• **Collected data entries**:
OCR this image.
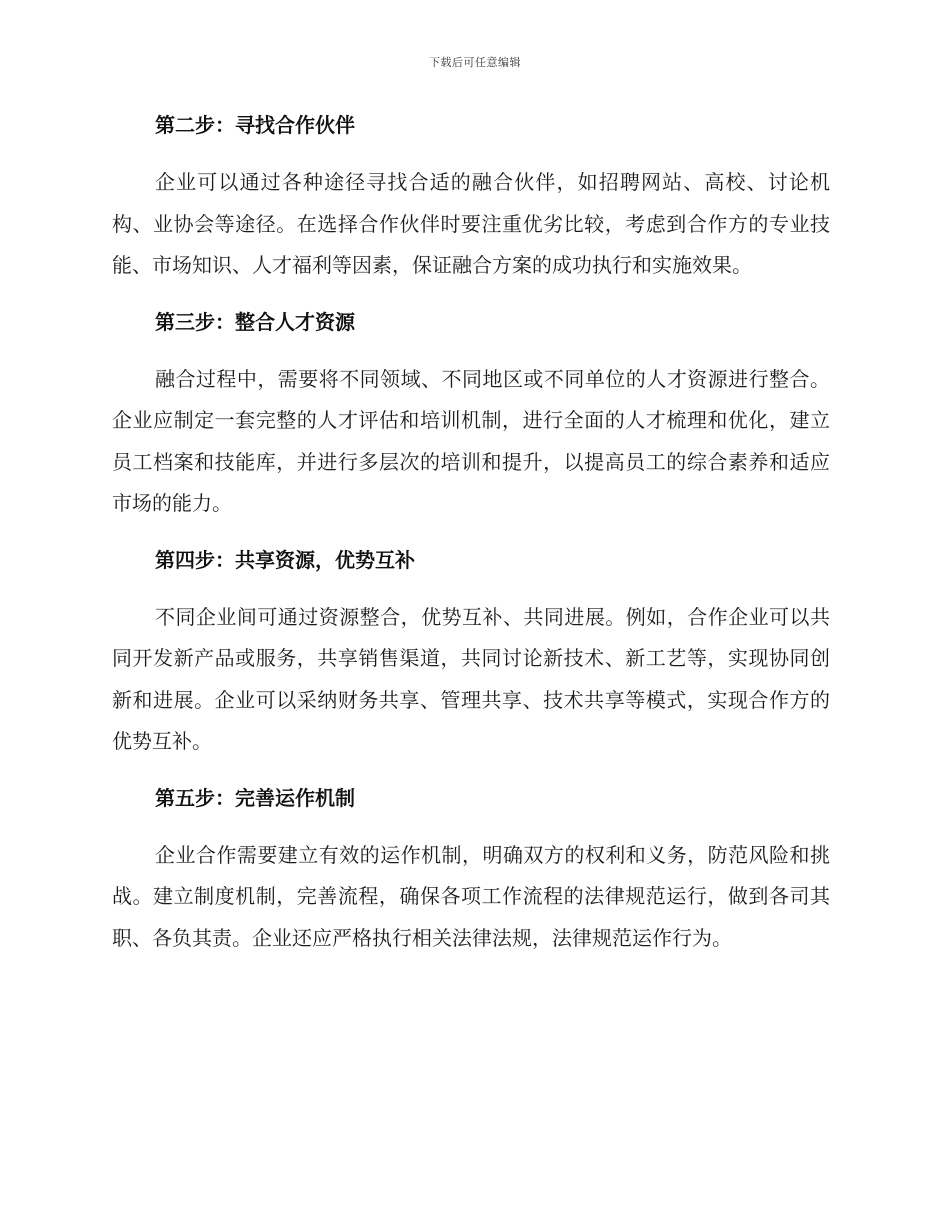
下载后可任意编辑
第二步：寻找合作伙伴

企业可以通过各种途径寻找合适的融合伙伴，如招聘网站、高校、讨论机构、业协会等途径。在选择合作伙伴时要注重优劣比较，考虑到合作方的专业技能、市场知识、人才福利等因素，保证融合方案的成功执行和实施效果。

第三步：整合人才资源

融合过程中，需要将不同领域、不同地区或不同单位的人才资源进行整合。企业应制定一套完整的人才评估和培训机制，进行全面的人才梳理和优化，建立员工档案和技能库，并进行多层次的培训和提升，以提高员工的综合素养和适应市场的能力。

第四步：共享资源，优势互补

不同企业间可通过资源整合，优势互补、共同进展。例如，合作企业可以共同开发新产品或服务，共享销售渠道，共同讨论新技术、新工艺等，实现协同创新和进展。企业可以采纳财务共享、管理共享、技术共享等模式，实现合作方的优势互补。

第五步：完善运作机制

企业合作需要建立有效的运作机制，明确双方的权利和义务，防范风险和挑战。建立制度机制，完善流程，确保各项工作流程的法律规范运行，做到各司其职、各负其责。企业还应严格执行相关法律法规，法律规范运作行为。
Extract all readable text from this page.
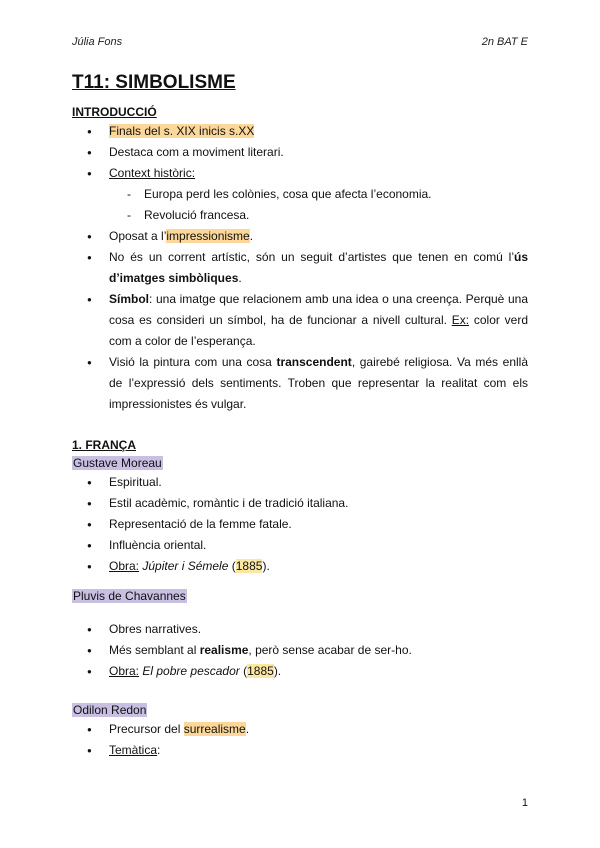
Júlia Fons	2n BAT E
T11: SIMBOLISME
INTRODUCCIÓ
● Finals del s. XIX inicis s.XX
● Destaca com a moviment literari.
● Context històric:
- Europa perd les colònies, cosa que afecta l’economia.
- Revolució francesa.
● Oposat a l’impressionisme.
● No és un corrent artístic, són un seguit d’artistes que tenen en comú l’ús d’imatges simbòliques.
● Símbol: una imatge que relacionem amb una idea o una creença. Perquè una cosa es consideri un símbol, ha de funcionar a nivell cultural. Ex: color verd com a color de l’esperança.
● Visió la pintura com una cosa transcendent, gairebé religiosa. Va més enllà de l’expressió dels sentiments. Troben que representar la realitat com els impressionistes és vulgar.
1. FRANÇA
Gustave Moreau
● Espiritual.
● Estil acadèmic, romàntic i de tradició italiana.
● Representació de la femme fatale.
● Influència oriental.
● Obra: Júpiter i Sémele (1885).
Pluvis de Chavannes
● Obres narratives.
● Més semblant al realisme, però sense acabar de ser-ho.
● Obra: El pobre pescador (1885).
Odilon Redon
● Precursor del surrealisme.
● Temàtica:
1
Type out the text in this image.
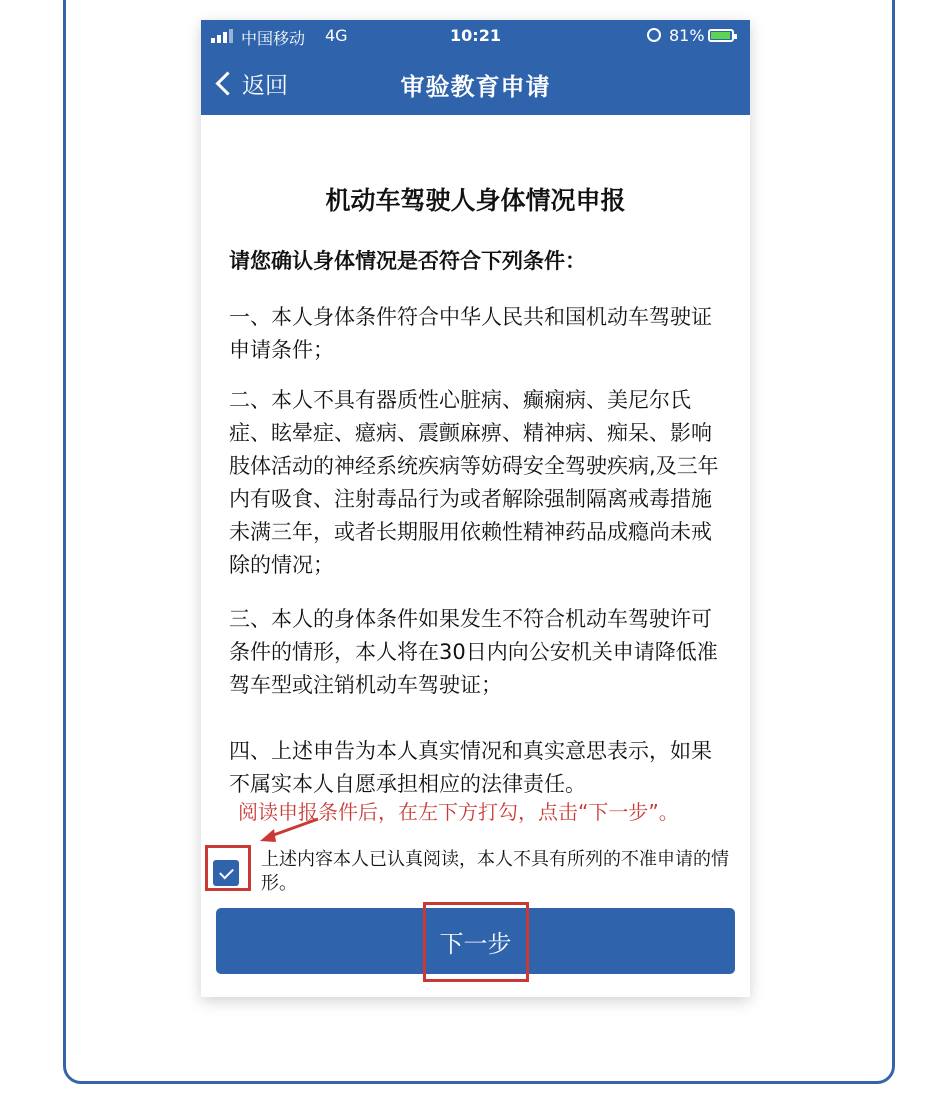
中国移动 4G	10:21	81%
返回	审验教育申请
机动车驾驶人身体情况申报
请您确认身体情况是否符合下列条件：
一、本人身体条件符合中华人民共和国机动车驾驶证申请条件；
二、本人不具有器质性心脏病、癫痫病、美尼尔氏症、眩晕症、癔病、震颤麻痹、精神病、痴呆、影响肢体活动的神经系统疾病等妨碍安全驾驶疾病,及三年内有吸食、注射毒品行为或者解除强制隔离戒毒措施未满三年，或者长期服用依赖性精神药品成瘾尚未戒除的情况；
三、本人的身体条件如果发生不符合机动车驾驶许可条件的情形，本人将在30日内向公安机关申请降低准驾车型或注销机动车驾驶证；
四、上述申告为本人真实情况和真实意思表示，如果不属实本人自愿承担相应的法律责任。
阅读申报条件后，在左下方打勾，点击“下一步”。
上述内容本人已认真阅读，本人不具有所列的不准申请的情形。
下一步
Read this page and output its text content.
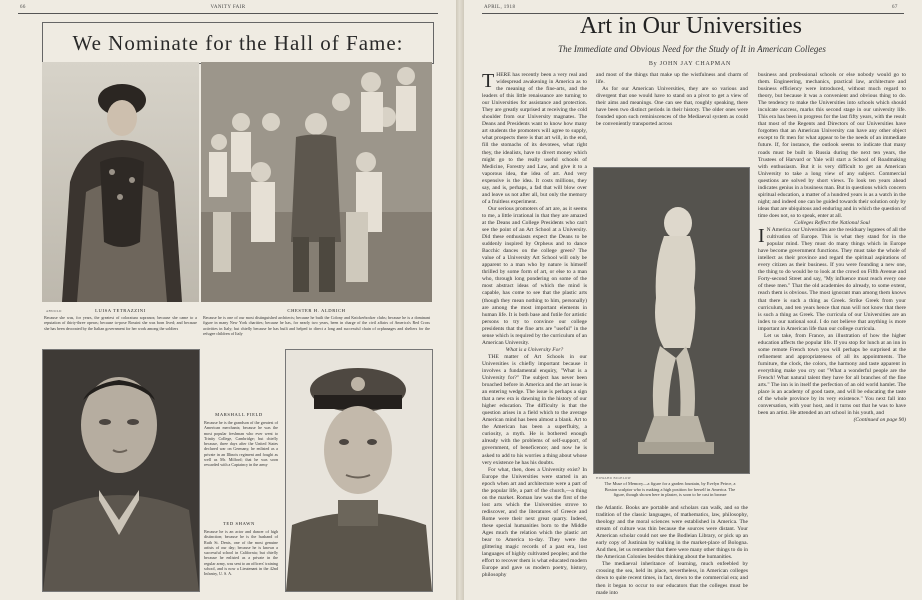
66	VANITY FAIR
We Nominate for the Hall of Fame:
ARNOLD	LUISA TETRAZZINI
Because she was, for years, the greatest of coloratura sopranos; because she came to a reputation of thirty-three operas; because to-pose Rossini she was born lived; and because she has been decorated by the Italian government for her work among the soldiers
CHESTER H. ALDRICH
Because he is one of our most distinguished architects; because he built the Colony and Knickerbocker clubs; because he is a dominant figure in many New York charities; because he has, for nearly two years, been in charge of the civil affairs of America's Red Cross activities in Italy; but chiefly because he has built and helped to direct a long and successful chain of orphanages and shelters for the refugee children of Italy
MARSHALL FIELD
Because he is the grandson of the greatest of American merchants; because he was the most popular freshman who ever went to Trinity College, Cambridge; but chiefly because, three days after the United States declared war on Germany, he enlisted as a private in an Illinois regiment and fought as well as Mr. Milford; that he was soon rewarded with a Captaincy in the army
TED SHAWN
Because he is an actor and dancer of high distinction; because he is the husband of Ruth St. Denis, one of the most genuine artists of our day; because he is known a successful school in California; but chiefly because he enlisted as a private in the regular army, was sent to an officers' training school, and is now a Lieutenant in the 42nd Infantry, U. S. A.
APRIL, 1918	67
Art in Our Universities
The Immediate and Obvious Need for the Study of It in American Colleges
By JOHN JAY CHAPMAN

THERE has recently been a very real and widespread awakening in America as to the meaning of the fine-arts, and the leaders of this little renaissance are turning to our Universities for assistance and protection. They are greatly surprised at receiving the cold shoulder from our University magnates. The Deans and Presidents want to know how many art students the promoters will agree to supply, what prospects there is that art will, in the end, fill the stomachs of its devotees, what right they, the idealists, have to divert money which might go to the really useful schools of Medicine, Forestry and Law, and give it to a vaporous idea, the idea of art. And very expensive is the idea. It costs millions, they say, and is, perhaps, a fad that will blow over and leave us not after all, but only the memory of a fruitless experiment.

Our serious promoters of art are, as it seems to me, a little irrational in that they are amazed at the Deans and College Presidents who can't see the point of an Art School at a University. Did these enthusiasts expect the Deans to be suddenly inspired by Orpheus and to dance Bacchic dances on the college green? The value of a University Art School will only be apparent to a man who by nature is himself thrilled by some form of art, or else to a man who, through long pondering on some of the most abstract ideas of which the mind is capable, has come to see that the plastic arts (though they mean nothing to him, personally) are among the most important elements in human life. It is both base and futile for artistic persons to try to convince our college presidents that the fine arts are "useful" in the sense which is required by the curriculum of an American University.

What is a University For?

THE matter of Art Schools in our Universities is chiefly important because it involves a fundamental enquiry, "What is a University for?" The subject has never been broached before in America and the art issue is an entering wedge. The issue is perhaps a sign that a new era is dawning in the history of our higher education. The difficulty is that the question arises in a field which to the average American mind has been almost a blank. Art to the American has been a superfluity, a curiosity, a myth. He is bothered enough already with the problems of self-support, of government, of beneficence; and now he is asked to add to his worries a thing about whose very existence he has his doubts.

For what, then, does a University exist? In Europe the Universities were started in an epoch when art and architecture were a part of the popular life, a part of the church,—a thing on the market. Roman law was the first of the lost arts which the Universities strove to rediscover, and the literatures of Greece and Rome were their next great quarry. Indeed, these special humanities born to the Middle Ages much the relation which the plastic art bear to America to-day. They were the glittering magic records of a past era, lost languages of highly cultivated peoples; and the effort to recover them is what educated modern Europe and gave us modern poetry, history, philosophy

and most of the things that make up the wistfulness and charm of life.

As for our American Universities, they are so various and divergent that one would have to stand on a pivot to get a view of their aims and meanings. One can see that, roughly speaking, there have been two distinct periods in their history. The older ones were founded upon such reminiscences of the Mediaeval system as could be conveniently transported across

EDWARD BIGELOW
The Muse of Memory—a figure for a garden fountain, by Evelyn Peirce, a Boston sculptor who is making a high position for herself in America. The figure, though shown here in plaster, is soon to be cast in bronze

the Atlantic. Books are portable and scholars can walk, and so the tradition of the classic languages, of mathematics, law, philosophy, theology and the moral sciences were established in America. The stream of culture was thin because the sources were distant. Your American scholar could not see the Bodleian Library, or pick up an early copy of Justinian by walking in the market-place of Bologna. And then, let us remember that there were many other things to do in the American Colonies besides thinking about the humanities.

The mediaeval inheritance of learning, much enfeebled by crossing the sea, held its place, nevertheless, in American colleges down to quite recent times, in fact, down to the commercial era; and then it began to occur to our educators that the colleges must be made into

business and professional schools or else nobody would go to them. Engineering, mechanics, practical law, architecture and business efficiency were introduced, without much regard to theory, but because it was a convenient and obvious thing to do. The tendency to make the Universities into schools which should inculcate success, marks this second stage in our university life. This era has been in progress for the last fifty years, with the result that most of the Regents and Directors of our Universities have forgotten that an American University can have any other object except to fit men for what appear to be the needs of an immediate future. If, for instance, the outlook seems to indicate that many roads must be built in Russia during the next ten years, the Trustees of Harvard or Yale will start a School of Roadmaking with enthusiasm. But it is very difficult to get an American University to take a long view of any subject. Commercial questions are solved by short views. To look ten years ahead indicates genius in a business man. But in questions which concern spiritual education, a matter of a hundred years is as a watch in the night; and indeed one can be guided towards their solution only by ideas that are ubiquitous and enduring and in which the question of time does not, so to speak, enter at all.

Colleges Reflect the National Soul

I N America our Universities are the residuary legatees of all the cultivation of Europe. This is what they stand for in the popular mind. They must do many things which in Europe have become government functions. They must take the whole of intellect as their province and regard the spiritual aspirations of every citizen as their business. If you were founding a new one, the thing to do would be to look at the crowd on Fifth Avenue and Forty-second Street and say, "My influence must reach every one of these men." That the old academies do already, to some extent, reach them is obvious. The most ignorant man among them knows that there is such a thing as Greek. Strike Greek from your curriculum, and ten years hence that man will not know that there is such a thing as Greek. The curricula of our Universities are an index to our national soul. I do not believe that anything is more important in American life than our college curricula.

Let us take, from France, an illustration of how the higher education affects the popular life. If you stop for lunch at an inn in some remote French town you will perhaps be surprised at the refinement and appropriateness of all its appointments. The furniture, the clock, the colors, the harmony and taste apparent in everything make you cry out "What a wonderful people are the French! What natural talent they have for all branches of the fine arts." The inn is in itself the perfection of an old world hamlet. The place is an academy of good taste, and will be educating the taste of the whole province by its very existence." You next fall into conversation, with your host, and it turns out that he was to have been an artist. He attended an art school in his youth, and

(Continued on page 90)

• **Task**: Find every line in the records that contains the word "three"; copy those lines.

• **Task result**:
Because she was, for years, the greatest of coloratura sopranos; because she came to a reputation of thirty-three operas; because to-pose Rossini she was born lived; and because she has been decorated by the Italian government for her work among the soldiers
Because he is the grandson of the greatest of American merchants; because he was the most popular freshman who ever went to Trinity College, Cambridge; but chiefly because, three days after the United States declared war on Germany, he enlisted as a private in an Illinois regiment and fought as well as Mr. Milford; that he was soon rewarded with a Captaincy in the army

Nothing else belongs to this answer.